__TO BE DONE__:
Reproduce the material word for word, from its first line through the line containing "bronze-mirror-icon (103, 956, 167, 1020)", with both of those lines included.

Begin DATASET ROWS

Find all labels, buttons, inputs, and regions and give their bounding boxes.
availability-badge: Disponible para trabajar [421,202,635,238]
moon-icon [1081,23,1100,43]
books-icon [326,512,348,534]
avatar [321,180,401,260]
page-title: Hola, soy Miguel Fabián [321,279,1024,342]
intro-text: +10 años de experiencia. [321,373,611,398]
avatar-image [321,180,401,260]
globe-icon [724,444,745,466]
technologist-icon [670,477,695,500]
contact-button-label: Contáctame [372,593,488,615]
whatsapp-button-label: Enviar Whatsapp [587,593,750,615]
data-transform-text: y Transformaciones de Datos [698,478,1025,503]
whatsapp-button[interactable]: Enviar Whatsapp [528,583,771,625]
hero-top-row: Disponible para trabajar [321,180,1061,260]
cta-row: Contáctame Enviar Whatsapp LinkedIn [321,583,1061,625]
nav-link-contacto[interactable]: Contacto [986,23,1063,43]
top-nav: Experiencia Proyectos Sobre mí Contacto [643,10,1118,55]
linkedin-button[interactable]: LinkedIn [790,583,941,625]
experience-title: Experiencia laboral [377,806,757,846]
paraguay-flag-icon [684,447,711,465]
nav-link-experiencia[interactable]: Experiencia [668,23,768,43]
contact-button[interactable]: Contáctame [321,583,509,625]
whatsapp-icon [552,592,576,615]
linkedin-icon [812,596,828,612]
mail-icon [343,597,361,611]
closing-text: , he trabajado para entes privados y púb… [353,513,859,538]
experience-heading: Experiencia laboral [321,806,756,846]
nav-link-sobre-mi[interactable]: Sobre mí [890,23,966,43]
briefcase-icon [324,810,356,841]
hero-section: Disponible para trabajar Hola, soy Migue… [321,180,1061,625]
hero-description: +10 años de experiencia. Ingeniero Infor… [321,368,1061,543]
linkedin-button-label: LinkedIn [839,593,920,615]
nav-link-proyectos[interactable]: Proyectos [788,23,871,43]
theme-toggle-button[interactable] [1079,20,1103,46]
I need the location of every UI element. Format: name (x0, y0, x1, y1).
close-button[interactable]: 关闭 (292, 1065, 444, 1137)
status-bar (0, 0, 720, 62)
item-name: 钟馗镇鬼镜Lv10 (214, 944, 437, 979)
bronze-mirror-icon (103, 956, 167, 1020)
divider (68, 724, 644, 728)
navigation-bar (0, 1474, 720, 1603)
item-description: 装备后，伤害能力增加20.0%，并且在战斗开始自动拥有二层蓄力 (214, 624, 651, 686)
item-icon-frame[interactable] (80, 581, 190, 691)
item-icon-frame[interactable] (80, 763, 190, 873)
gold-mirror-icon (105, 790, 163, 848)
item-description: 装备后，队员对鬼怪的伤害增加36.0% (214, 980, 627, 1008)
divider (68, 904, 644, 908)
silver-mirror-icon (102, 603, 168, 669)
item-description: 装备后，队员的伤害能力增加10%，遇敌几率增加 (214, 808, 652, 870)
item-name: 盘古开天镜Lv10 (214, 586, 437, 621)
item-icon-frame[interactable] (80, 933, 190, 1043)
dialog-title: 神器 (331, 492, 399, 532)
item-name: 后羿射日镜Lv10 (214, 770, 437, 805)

End DATASET ROWS

__CORRECT RESULT__:
Find all labels, buttons, inputs, and regions and give their bounding boxes.
availability-badge: Disponible para trabajar [421,202,635,238]
moon-icon [1081,23,1100,43]
books-icon [326,512,348,534]
avatar [321,180,401,260]
page-title: Hola, soy Miguel Fabián [321,279,1024,342]
intro-text: +10 años de experiencia. [321,373,611,398]
avatar-image [321,180,401,260]
globe-icon [724,444,745,466]
technologist-icon [670,477,695,500]
contact-button-label: Contáctame [372,593,488,615]
whatsapp-button-label: Enviar Whatsapp [587,593,750,615]
data-transform-text: y Transformaciones de Datos [698,478,1025,503]
whatsapp-button[interactable]: Enviar Whatsapp [528,583,771,625]
hero-top-row: Disponible para trabajar [321,180,1061,260]
cta-row: Contáctame Enviar Whatsapp LinkedIn [321,583,1061,625]
nav-link-contacto[interactable]: Contacto [986,23,1063,43]
top-nav: Experiencia Proyectos Sobre mí Contacto [643,10,1118,55]
linkedin-button[interactable]: LinkedIn [790,583,941,625]
experience-title: Experiencia laboral [377,806,757,846]
paraguay-flag-icon [684,447,711,465]
nav-link-experiencia[interactable]: Experiencia [668,23,768,43]
contact-button[interactable]: Contáctame [321,583,509,625]
whatsapp-icon [552,592,576,615]
linkedin-icon [812,596,828,612]
mail-icon [343,597,361,611]
closing-text: , he trabajado para entes privados y púb… [353,513,859,538]
experience-heading: Experiencia laboral [321,806,756,846]
nav-link-sobre-mi[interactable]: Sobre mí [890,23,966,43]
briefcase-icon [324,810,356,841]
hero-section: Disponible para trabajar Hola, soy Migue… [321,180,1061,625]
hero-description: +10 años de experiencia. Ingeniero Infor… [321,368,1061,543]
linkedin-button-label: LinkedIn [839,593,920,615]
nav-link-proyectos[interactable]: Proyectos [788,23,871,43]
theme-toggle-button[interactable] [1079,20,1103,46]
I need the location of every UI element. Format: name (x0, y0, x1, y1).
close-button[interactable]: 关闭 (292, 1065, 444, 1137)
status-bar (0, 0, 720, 62)
item-name: 钟馗镇鬼镜Lv10 (214, 944, 437, 979)
bronze-mirror-icon (103, 956, 167, 1020)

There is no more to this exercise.